___ Entries provided
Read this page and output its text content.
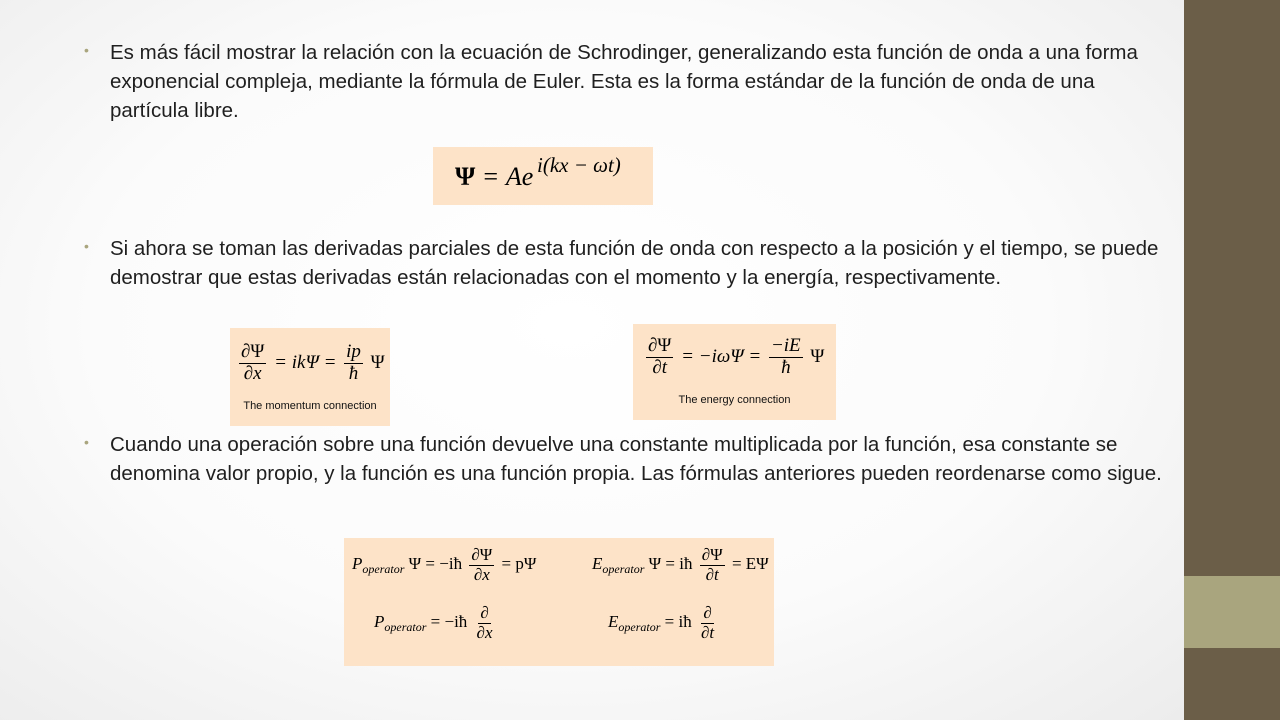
• Es más fácil mostrar la relación con la ecuación de Schrodinger, generalizando esta función de onda a una forma exponencial compleja, mediante la fórmula de Euler. Esta es la forma estándar de la función de onda de una partícula libre.
Ψ = Ae i(kx − ωt)
• Si ahora se toman las derivadas parciales de esta función de onda con respecto a la posición y el tiempo, se puede demostrar que estas derivadas están relacionadas con el momento y la energía, respectivamente.
$\frac{\partial\Psi}{\partial x} = ik\Psi = \frac{ip}{ħ}$ Ψ
The momentum connection
$\frac{\partial\Psi}{\partial t} = -i\omega\Psi = \frac{-iE}{ħ}$ Ψ
The energy connection
• Cuando una operación sobre una función devuelve una constante multiplicada por la función, esa constante se denomina valor propio, y la función es una función propia. Las fórmulas anteriores pueden reordenarse como sigue.
$P_{operator}$ Ψ = −iħ $\frac{\partial\Psi}{\partial x} = p\Psi$	$E_{operator}$ Ψ = iħ $\frac{\partial\Psi}{\partial t} = E\Psi$
$P_{operator}$ = −iħ $\frac{\partial}{\partial x}$	$E_{operator}$ = iħ $\frac{\partial}{\partial t}$
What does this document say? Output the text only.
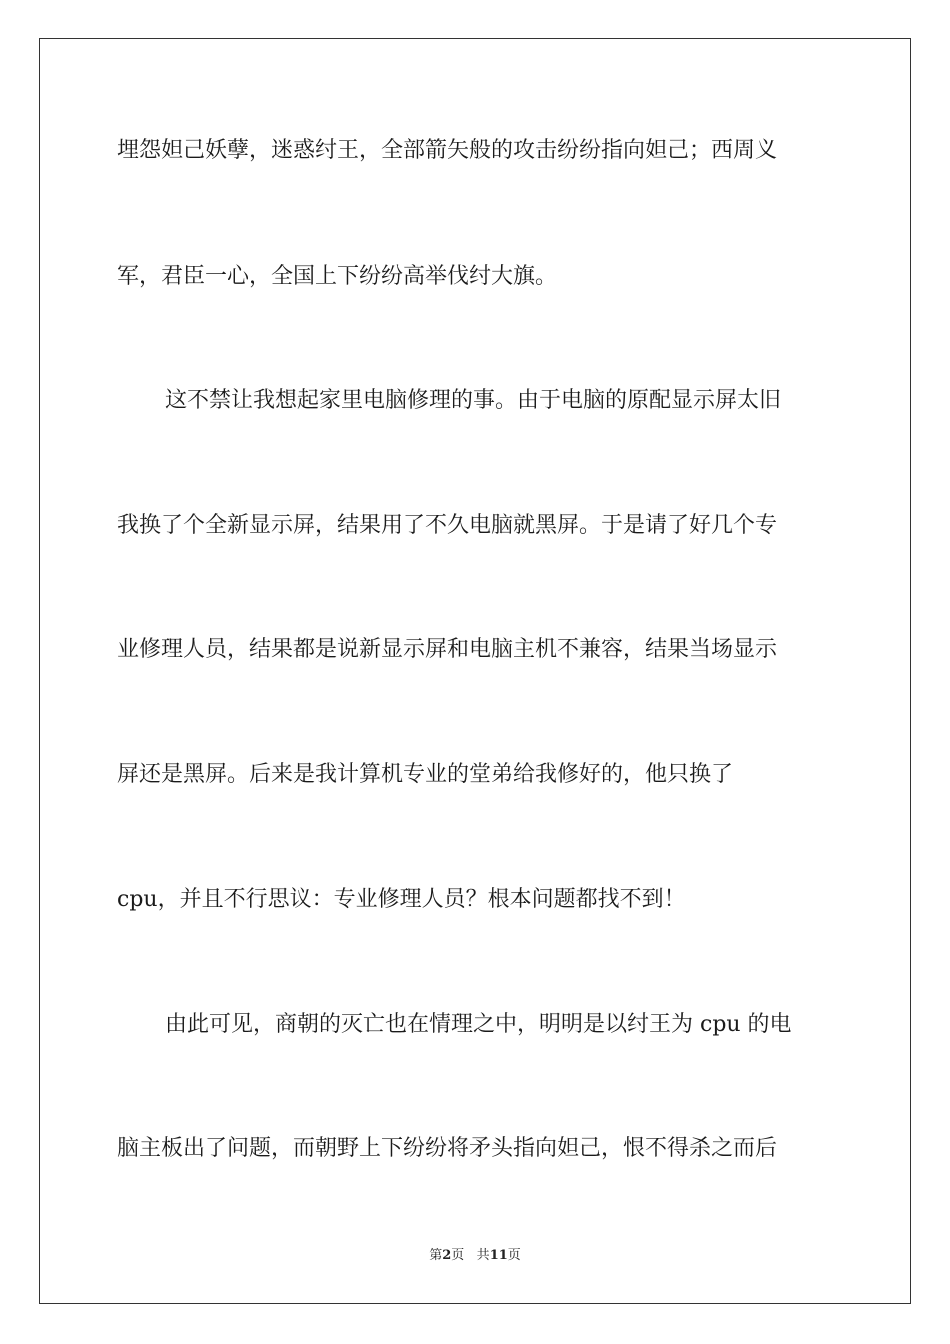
埋怨妲己妖孽，迷惑纣王，全部箭矢般的攻击纷纷指向妲己；西周义
军，君臣一心，全国上下纷纷高举伐纣大旗。
这不禁让我想起家里电脑修理的事。由于电脑的原配显示屏太旧
我换了个全新显示屏，结果用了不久电脑就黑屏。于是请了好几个专
业修理人员，结果都是说新显示屏和电脑主机不兼容，结果当场显示
屏还是黑屏。后来是我计算机专业的堂弟给我修好的，他只换了
cpu，并且不行思议：专业修理人员？根本问题都找不到！
由此可见，商朝的灭亡也在情理之中，明明是以纣王为 cpu 的电
脑主板出了问题，而朝野上下纷纷将矛头指向妲己，恨不得杀之而后
第2页 共11页
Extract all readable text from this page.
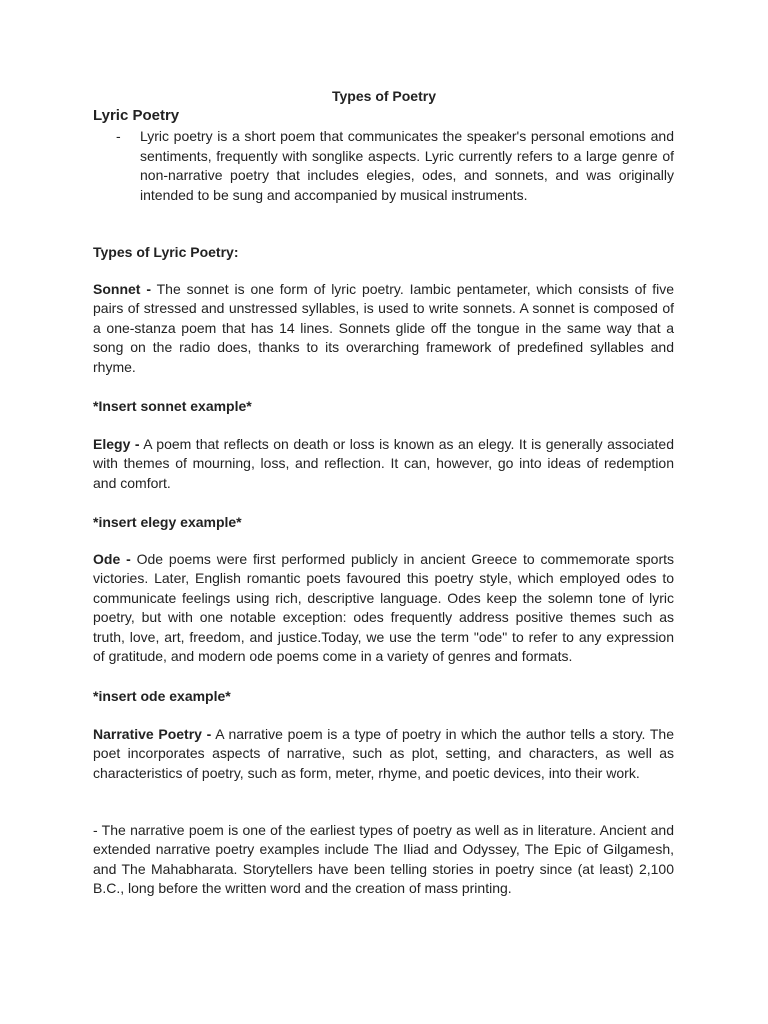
Types of Poetry
Lyric Poetry
- Lyric poetry is a short poem that communicates the speaker's personal emotions and sentiments, frequently with songlike aspects. Lyric currently refers to a large genre of non-narrative poetry that includes elegies, odes, and sonnets, and was originally intended to be sung and accompanied by musical instruments.
Types of Lyric Poetry:
Sonnet - The sonnet is one form of lyric poetry. Iambic pentameter, which consists of five pairs of stressed and unstressed syllables, is used to write sonnets. A sonnet is composed of a one-stanza poem that has 14 lines. Sonnets glide off the tongue in the same way that a song on the radio does, thanks to its overarching framework of predefined syllables and rhyme.
*Insert sonnet example*
Elegy - A poem that reflects on death or loss is known as an elegy. It is generally associated with themes of mourning, loss, and reflection. It can, however, go into ideas of redemption and comfort.
*insert elegy example*
Ode - Ode poems were first performed publicly in ancient Greece to commemorate sports victories. Later, English romantic poets favoured this poetry style, which employed odes to communicate feelings using rich, descriptive language. Odes keep the solemn tone of lyric poetry, but with one notable exception: odes frequently address positive themes such as truth, love, art, freedom, and justice.Today, we use the term "ode" to refer to any expression of gratitude, and modern ode poems come in a variety of genres and formats.
*insert ode example*
Narrative Poetry - A narrative poem is a type of poetry in which the author tells a story. The poet incorporates aspects of narrative, such as plot, setting, and characters, as well as characteristics of poetry, such as form, meter, rhyme, and poetic devices, into their work.
- The narrative poem is one of the earliest types of poetry as well as in literature. Ancient and extended narrative poetry examples include The Iliad and Odyssey, The Epic of Gilgamesh, and The Mahabharata. Storytellers have been telling stories in poetry since (at least) 2,100 B.C., long before the written word and the creation of mass printing.
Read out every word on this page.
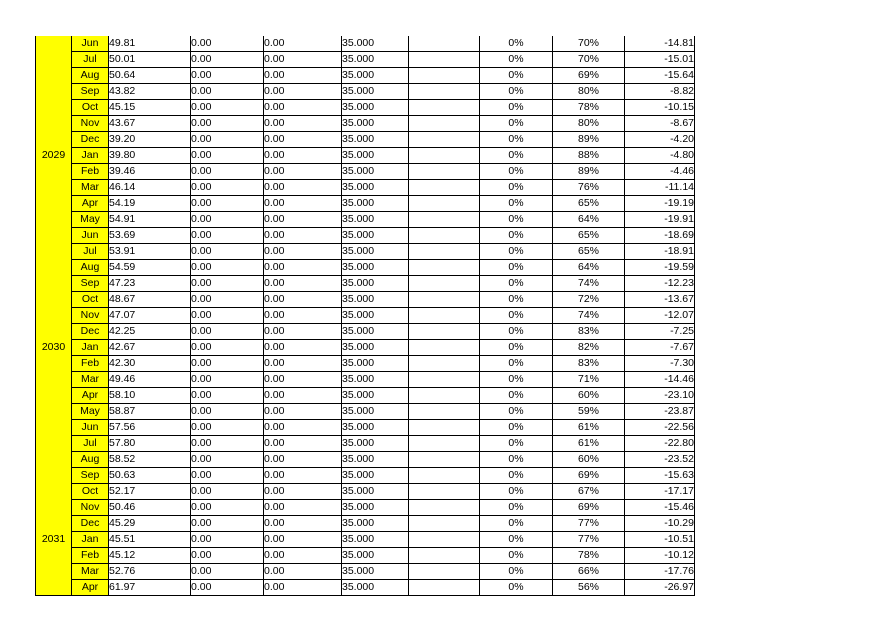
	Jun	49.81	0.00	0.00	35.000		0%	70%	-14.81
	Jul	50.01	0.00	0.00	35.000		0%	70%	-15.01
	Aug	50.64	0.00	0.00	35.000		0%	69%	-15.64
	Sep	43.82	0.00	0.00	35.000		0%	80%	-8.82
	Oct	45.15	0.00	0.00	35.000		0%	78%	-10.15
	Nov	43.67	0.00	0.00	35.000		0%	80%	-8.67
	Dec	39.20	0.00	0.00	35.000		0%	89%	-4.20
2029	Jan	39.80	0.00	0.00	35.000		0%	88%	-4.80
	Feb	39.46	0.00	0.00	35.000		0%	89%	-4.46
	Mar	46.14	0.00	0.00	35.000		0%	76%	-11.14
	Apr	54.19	0.00	0.00	35.000		0%	65%	-19.19
	May	54.91	0.00	0.00	35.000		0%	64%	-19.91
	Jun	53.69	0.00	0.00	35.000		0%	65%	-18.69
	Jul	53.91	0.00	0.00	35.000		0%	65%	-18.91
	Aug	54.59	0.00	0.00	35.000		0%	64%	-19.59
	Sep	47.23	0.00	0.00	35.000		0%	74%	-12.23
	Oct	48.67	0.00	0.00	35.000		0%	72%	-13.67
	Nov	47.07	0.00	0.00	35.000		0%	74%	-12.07
	Dec	42.25	0.00	0.00	35.000		0%	83%	-7.25
2030	Jan	42.67	0.00	0.00	35.000		0%	82%	-7.67
	Feb	42.30	0.00	0.00	35.000		0%	83%	-7.30
	Mar	49.46	0.00	0.00	35.000		0%	71%	-14.46
	Apr	58.10	0.00	0.00	35.000		0%	60%	-23.10
	May	58.87	0.00	0.00	35.000		0%	59%	-23.87
	Jun	57.56	0.00	0.00	35.000		0%	61%	-22.56
	Jul	57.80	0.00	0.00	35.000		0%	61%	-22.80
	Aug	58.52	0.00	0.00	35.000		0%	60%	-23.52
	Sep	50.63	0.00	0.00	35.000		0%	69%	-15.63
	Oct	52.17	0.00	0.00	35.000		0%	67%	-17.17
	Nov	50.46	0.00	0.00	35.000		0%	69%	-15.46
	Dec	45.29	0.00	0.00	35.000		0%	77%	-10.29
2031	Jan	45.51	0.00	0.00	35.000		0%	77%	-10.51
	Feb	45.12	0.00	0.00	35.000		0%	78%	-10.12
	Mar	52.76	0.00	0.00	35.000		0%	66%	-17.76
	Apr	61.97	0.00	0.00	35.000		0%	56%	-26.97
______
Scan the material line by line and report each one that contains "odes".

- Lyric poetry is a short poem that communicates the speaker's personal emotions and sentiments, frequently with songlike aspects. Lyric currently refers to a large genre of non-narrative poetry that includes elegies, odes, and sonnets, and was originally intended to be sung and accompanied by musical instruments.
Ode - Ode poems were first performed publicly in ancient Greece to commemorate sports victories. Later, English romantic poets favoured this poetry style, which employed odes to communicate feelings using rich, descriptive language. Odes keep the solemn tone of lyric poetry, but with one notable exception: odes frequently address positive themes such as truth, love, art, freedom, and justice.Today, we use the term "ode" to refer to any expression of gratitude, and modern ode poems come in a variety of genres and formats.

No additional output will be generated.